▶ _DATA EXCERPTS_
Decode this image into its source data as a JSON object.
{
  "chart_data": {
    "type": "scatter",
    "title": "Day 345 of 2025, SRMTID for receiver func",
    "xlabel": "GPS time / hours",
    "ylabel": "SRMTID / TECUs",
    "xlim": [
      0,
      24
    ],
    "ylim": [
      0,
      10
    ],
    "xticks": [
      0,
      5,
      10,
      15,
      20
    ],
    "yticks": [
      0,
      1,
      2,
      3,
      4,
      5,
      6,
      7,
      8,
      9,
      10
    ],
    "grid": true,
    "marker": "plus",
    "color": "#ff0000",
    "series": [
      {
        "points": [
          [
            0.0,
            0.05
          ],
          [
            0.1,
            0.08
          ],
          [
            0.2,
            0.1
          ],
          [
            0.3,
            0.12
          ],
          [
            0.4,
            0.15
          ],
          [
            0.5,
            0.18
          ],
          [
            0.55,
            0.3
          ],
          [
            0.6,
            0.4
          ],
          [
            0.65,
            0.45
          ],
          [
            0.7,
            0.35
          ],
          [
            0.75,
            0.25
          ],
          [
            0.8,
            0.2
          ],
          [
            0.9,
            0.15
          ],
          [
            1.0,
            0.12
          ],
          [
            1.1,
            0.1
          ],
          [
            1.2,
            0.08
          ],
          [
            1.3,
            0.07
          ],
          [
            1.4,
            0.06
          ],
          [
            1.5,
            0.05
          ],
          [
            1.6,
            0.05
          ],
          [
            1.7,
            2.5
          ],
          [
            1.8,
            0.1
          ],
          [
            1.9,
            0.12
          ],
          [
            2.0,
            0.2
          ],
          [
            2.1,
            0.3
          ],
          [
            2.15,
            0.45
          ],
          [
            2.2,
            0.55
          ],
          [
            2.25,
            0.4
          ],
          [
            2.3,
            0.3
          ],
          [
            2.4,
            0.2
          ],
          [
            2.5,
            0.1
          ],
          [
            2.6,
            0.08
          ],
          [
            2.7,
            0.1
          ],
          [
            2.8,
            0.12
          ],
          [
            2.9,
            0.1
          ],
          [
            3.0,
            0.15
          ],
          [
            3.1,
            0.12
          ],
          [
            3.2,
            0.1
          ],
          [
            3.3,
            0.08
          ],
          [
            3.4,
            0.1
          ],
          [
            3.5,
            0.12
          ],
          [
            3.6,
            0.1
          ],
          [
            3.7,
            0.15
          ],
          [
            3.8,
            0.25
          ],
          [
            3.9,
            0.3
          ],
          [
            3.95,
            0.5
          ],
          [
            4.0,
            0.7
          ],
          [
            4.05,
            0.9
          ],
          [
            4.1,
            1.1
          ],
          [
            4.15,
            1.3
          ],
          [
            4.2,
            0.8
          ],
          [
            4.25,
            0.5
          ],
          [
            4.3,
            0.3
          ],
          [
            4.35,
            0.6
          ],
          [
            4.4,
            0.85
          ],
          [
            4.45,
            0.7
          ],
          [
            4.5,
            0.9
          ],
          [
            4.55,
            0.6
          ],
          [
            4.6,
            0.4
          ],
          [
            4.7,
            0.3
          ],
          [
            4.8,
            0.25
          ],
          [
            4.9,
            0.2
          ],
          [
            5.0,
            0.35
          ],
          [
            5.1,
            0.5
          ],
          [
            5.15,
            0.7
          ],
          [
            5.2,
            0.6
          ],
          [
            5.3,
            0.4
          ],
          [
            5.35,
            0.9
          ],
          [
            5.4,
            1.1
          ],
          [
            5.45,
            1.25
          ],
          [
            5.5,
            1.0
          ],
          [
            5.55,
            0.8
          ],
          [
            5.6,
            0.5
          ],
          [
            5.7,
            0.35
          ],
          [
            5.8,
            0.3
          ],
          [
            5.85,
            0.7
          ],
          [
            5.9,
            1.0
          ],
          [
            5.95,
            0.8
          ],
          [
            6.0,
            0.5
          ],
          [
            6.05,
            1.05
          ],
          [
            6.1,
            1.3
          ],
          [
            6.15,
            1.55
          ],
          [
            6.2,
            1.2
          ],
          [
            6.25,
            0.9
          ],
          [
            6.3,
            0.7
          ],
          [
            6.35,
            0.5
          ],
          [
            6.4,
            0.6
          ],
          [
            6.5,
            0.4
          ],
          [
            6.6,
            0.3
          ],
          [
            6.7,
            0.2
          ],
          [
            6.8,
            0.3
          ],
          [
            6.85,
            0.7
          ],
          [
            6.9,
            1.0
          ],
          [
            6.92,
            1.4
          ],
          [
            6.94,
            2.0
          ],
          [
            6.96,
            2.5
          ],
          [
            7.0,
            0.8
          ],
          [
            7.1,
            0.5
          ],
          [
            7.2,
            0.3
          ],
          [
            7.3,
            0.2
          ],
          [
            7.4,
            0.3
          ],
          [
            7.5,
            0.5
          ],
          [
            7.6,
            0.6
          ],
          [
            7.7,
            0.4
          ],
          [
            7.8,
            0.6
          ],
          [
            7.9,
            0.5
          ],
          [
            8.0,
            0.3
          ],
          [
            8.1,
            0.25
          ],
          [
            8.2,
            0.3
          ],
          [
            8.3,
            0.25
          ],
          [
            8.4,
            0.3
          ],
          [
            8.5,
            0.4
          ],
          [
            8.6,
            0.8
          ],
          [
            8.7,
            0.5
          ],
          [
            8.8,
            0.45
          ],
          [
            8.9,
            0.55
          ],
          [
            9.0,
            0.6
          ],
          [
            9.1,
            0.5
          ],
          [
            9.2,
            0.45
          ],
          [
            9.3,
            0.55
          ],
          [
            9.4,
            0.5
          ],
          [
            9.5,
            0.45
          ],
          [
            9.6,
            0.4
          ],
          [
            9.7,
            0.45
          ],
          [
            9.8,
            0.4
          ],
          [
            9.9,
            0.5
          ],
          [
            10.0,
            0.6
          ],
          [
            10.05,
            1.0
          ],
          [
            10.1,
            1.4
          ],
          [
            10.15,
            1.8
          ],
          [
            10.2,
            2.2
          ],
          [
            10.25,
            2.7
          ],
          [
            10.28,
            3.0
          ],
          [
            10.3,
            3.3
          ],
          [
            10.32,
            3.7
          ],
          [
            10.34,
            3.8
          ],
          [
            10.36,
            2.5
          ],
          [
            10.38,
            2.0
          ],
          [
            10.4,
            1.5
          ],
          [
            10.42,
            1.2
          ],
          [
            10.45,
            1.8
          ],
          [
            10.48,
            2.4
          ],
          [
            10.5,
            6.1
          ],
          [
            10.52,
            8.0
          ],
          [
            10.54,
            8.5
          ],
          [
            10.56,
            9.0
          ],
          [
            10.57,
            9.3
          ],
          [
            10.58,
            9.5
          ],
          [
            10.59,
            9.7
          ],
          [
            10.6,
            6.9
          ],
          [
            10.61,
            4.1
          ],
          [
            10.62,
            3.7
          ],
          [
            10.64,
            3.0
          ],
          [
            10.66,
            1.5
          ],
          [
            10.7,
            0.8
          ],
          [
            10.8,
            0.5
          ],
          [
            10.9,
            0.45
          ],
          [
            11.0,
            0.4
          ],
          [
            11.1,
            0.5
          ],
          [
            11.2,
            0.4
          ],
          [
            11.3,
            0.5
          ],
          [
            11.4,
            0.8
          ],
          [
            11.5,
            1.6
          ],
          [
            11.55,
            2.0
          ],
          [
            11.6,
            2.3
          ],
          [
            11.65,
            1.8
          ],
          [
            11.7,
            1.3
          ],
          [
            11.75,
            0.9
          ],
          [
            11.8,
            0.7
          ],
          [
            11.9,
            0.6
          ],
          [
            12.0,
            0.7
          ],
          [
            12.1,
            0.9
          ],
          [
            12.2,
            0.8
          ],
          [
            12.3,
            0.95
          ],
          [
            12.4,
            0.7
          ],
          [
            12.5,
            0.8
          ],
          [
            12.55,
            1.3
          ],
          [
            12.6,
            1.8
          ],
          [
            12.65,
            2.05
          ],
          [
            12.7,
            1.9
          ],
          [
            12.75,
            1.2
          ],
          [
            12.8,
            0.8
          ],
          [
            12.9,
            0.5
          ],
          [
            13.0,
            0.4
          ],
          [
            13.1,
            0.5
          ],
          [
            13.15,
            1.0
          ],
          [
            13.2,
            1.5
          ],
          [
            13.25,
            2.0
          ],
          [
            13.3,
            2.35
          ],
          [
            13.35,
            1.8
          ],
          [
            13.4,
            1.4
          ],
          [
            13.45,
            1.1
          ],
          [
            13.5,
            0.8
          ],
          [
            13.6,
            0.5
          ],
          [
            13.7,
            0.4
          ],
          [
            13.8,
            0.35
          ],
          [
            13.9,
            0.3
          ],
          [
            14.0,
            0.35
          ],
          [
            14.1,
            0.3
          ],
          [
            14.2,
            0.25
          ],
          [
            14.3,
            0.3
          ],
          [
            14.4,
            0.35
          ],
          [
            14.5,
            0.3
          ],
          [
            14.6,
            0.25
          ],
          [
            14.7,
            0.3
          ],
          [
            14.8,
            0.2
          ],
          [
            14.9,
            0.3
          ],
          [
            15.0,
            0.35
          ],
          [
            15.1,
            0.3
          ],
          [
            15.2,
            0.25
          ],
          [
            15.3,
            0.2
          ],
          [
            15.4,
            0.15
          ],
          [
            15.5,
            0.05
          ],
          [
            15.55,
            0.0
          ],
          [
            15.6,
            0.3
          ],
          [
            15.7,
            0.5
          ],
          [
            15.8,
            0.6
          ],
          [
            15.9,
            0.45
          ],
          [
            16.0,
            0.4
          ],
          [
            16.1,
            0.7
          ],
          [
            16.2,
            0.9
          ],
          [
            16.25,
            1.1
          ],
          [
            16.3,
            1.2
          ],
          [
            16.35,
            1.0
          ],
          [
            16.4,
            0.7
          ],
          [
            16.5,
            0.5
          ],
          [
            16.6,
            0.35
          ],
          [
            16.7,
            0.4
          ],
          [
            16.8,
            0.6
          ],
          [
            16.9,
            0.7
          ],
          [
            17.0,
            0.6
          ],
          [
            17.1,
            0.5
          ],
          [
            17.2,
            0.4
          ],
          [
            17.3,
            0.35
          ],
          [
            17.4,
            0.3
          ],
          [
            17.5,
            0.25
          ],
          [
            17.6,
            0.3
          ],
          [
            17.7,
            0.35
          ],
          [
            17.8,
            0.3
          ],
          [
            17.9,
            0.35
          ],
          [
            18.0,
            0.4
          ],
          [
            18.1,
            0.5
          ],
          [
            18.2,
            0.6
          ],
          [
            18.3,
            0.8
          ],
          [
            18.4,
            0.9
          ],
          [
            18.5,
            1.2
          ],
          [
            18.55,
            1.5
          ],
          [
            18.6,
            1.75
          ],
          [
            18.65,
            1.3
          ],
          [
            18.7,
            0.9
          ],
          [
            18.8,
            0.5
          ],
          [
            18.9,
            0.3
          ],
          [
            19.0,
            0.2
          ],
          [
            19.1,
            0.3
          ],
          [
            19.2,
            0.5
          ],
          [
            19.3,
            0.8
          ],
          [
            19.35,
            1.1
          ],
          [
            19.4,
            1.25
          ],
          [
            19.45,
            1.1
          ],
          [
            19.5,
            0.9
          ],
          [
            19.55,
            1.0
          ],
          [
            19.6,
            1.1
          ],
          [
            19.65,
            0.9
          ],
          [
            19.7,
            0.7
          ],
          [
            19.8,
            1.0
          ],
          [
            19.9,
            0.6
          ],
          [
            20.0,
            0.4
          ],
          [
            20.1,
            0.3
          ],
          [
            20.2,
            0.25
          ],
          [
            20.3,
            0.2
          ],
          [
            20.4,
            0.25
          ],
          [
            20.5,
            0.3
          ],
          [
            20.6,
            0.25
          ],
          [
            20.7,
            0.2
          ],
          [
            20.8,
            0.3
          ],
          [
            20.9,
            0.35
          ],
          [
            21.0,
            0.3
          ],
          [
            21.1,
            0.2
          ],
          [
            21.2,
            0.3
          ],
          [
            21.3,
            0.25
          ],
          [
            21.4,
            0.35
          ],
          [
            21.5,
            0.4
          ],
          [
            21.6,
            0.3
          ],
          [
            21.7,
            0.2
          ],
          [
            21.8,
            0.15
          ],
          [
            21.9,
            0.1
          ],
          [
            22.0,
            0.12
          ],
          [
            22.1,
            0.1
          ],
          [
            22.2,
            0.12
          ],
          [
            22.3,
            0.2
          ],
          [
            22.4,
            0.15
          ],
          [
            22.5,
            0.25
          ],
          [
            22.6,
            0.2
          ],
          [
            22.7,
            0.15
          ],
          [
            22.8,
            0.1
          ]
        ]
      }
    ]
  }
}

▶ _STATED PROBLEM_
Pull every line containing "SRMTID" from the data.

▶ _RESULT BELOW_
    "title": "Day 345 of 2025, SRMTID for receiver func",
    "ylabel": "SRMTID / TECUs",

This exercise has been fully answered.